SUPPLIED RECORDS:
— begin —

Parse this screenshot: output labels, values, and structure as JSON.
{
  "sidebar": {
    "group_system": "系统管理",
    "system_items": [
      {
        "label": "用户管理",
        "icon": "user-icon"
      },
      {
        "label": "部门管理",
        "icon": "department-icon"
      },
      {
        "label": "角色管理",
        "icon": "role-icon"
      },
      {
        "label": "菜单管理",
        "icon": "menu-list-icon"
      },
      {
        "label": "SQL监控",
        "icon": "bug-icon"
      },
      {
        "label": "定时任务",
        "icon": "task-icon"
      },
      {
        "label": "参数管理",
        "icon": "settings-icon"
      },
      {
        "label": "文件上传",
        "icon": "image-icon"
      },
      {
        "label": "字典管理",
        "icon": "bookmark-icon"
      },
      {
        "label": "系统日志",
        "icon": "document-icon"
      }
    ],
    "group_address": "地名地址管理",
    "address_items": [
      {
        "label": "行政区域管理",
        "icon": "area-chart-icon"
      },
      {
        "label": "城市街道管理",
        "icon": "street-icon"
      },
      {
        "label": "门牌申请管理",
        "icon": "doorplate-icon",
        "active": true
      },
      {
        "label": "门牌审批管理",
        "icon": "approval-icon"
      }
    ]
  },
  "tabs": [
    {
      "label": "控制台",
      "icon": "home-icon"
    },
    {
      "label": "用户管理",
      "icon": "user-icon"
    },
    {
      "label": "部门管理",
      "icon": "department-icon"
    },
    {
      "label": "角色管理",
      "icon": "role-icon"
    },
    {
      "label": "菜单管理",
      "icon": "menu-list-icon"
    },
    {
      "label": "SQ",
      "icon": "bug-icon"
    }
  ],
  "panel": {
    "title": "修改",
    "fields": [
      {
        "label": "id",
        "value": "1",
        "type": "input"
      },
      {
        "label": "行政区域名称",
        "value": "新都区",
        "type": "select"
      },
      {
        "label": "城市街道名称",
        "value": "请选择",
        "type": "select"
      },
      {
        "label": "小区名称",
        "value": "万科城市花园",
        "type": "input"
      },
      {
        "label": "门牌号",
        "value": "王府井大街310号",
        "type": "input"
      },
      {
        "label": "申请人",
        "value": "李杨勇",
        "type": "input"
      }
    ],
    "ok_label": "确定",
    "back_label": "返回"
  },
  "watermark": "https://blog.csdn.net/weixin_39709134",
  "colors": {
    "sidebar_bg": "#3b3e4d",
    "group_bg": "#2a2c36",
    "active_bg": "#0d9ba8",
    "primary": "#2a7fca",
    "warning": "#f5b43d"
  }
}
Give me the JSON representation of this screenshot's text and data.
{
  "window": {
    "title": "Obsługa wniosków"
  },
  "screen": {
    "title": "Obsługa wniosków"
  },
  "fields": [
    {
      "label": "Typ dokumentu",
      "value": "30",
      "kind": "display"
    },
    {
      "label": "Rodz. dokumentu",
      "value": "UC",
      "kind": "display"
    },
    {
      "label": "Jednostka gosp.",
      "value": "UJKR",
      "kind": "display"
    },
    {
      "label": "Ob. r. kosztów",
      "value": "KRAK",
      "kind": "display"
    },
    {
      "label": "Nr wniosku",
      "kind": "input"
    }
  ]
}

— end —
— begin —

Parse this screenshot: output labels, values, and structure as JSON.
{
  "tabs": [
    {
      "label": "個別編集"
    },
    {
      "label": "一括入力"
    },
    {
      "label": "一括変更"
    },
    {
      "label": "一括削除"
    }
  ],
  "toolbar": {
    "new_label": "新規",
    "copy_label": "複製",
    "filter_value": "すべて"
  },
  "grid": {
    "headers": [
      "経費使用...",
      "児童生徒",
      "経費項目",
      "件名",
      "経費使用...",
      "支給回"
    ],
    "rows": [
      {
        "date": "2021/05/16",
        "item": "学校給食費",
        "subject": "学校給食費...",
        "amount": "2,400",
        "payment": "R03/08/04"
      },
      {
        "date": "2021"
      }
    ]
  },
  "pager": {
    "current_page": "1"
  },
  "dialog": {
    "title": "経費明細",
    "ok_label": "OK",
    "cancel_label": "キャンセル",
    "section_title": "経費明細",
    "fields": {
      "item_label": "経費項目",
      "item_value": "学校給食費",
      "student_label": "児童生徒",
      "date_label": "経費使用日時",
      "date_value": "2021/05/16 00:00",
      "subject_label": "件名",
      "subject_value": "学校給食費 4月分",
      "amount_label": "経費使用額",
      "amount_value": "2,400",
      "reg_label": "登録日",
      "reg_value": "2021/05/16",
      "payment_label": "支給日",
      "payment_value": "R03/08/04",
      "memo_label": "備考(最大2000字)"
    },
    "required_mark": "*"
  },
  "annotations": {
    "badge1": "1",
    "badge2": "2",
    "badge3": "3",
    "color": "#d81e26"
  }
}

— end —
— begin —

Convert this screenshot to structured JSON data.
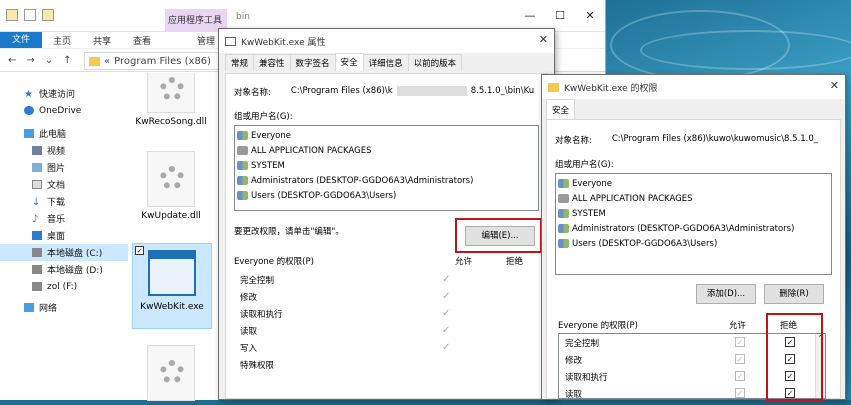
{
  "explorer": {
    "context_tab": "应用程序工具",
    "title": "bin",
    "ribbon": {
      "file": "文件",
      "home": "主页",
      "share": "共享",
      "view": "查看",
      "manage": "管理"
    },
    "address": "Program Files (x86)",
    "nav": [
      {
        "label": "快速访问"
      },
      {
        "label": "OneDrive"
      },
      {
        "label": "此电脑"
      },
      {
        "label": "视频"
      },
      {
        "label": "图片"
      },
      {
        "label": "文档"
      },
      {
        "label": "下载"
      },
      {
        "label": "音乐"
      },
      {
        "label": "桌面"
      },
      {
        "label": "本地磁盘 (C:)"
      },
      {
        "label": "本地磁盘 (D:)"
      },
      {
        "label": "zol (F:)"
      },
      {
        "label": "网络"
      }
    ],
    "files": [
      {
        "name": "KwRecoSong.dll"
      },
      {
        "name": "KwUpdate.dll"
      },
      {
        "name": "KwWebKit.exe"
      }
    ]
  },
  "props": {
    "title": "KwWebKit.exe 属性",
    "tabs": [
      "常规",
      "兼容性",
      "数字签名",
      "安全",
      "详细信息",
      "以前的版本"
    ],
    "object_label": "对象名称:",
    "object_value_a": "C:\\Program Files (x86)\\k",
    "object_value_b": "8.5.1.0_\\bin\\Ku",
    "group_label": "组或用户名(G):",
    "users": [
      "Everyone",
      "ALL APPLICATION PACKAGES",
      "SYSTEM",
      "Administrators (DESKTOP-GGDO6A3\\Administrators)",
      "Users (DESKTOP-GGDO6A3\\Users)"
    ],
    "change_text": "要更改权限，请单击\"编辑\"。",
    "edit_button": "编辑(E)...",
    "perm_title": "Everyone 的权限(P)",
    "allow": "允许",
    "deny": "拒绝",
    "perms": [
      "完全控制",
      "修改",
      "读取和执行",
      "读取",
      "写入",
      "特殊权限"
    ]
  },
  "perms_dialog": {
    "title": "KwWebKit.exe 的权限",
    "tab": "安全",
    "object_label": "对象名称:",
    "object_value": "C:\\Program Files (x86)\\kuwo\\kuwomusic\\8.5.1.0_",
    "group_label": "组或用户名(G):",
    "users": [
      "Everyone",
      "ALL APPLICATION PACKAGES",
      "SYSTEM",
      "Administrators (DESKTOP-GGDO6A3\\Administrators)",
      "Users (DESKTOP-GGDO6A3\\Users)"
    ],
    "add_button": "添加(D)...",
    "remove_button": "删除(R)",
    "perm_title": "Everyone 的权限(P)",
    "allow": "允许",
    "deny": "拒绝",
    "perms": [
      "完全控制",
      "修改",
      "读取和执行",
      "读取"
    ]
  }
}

— end —

SET TASK:
Compute the number of lines above that contain the string "menu". Reply with that value only.

FINISHED ANSWER:
2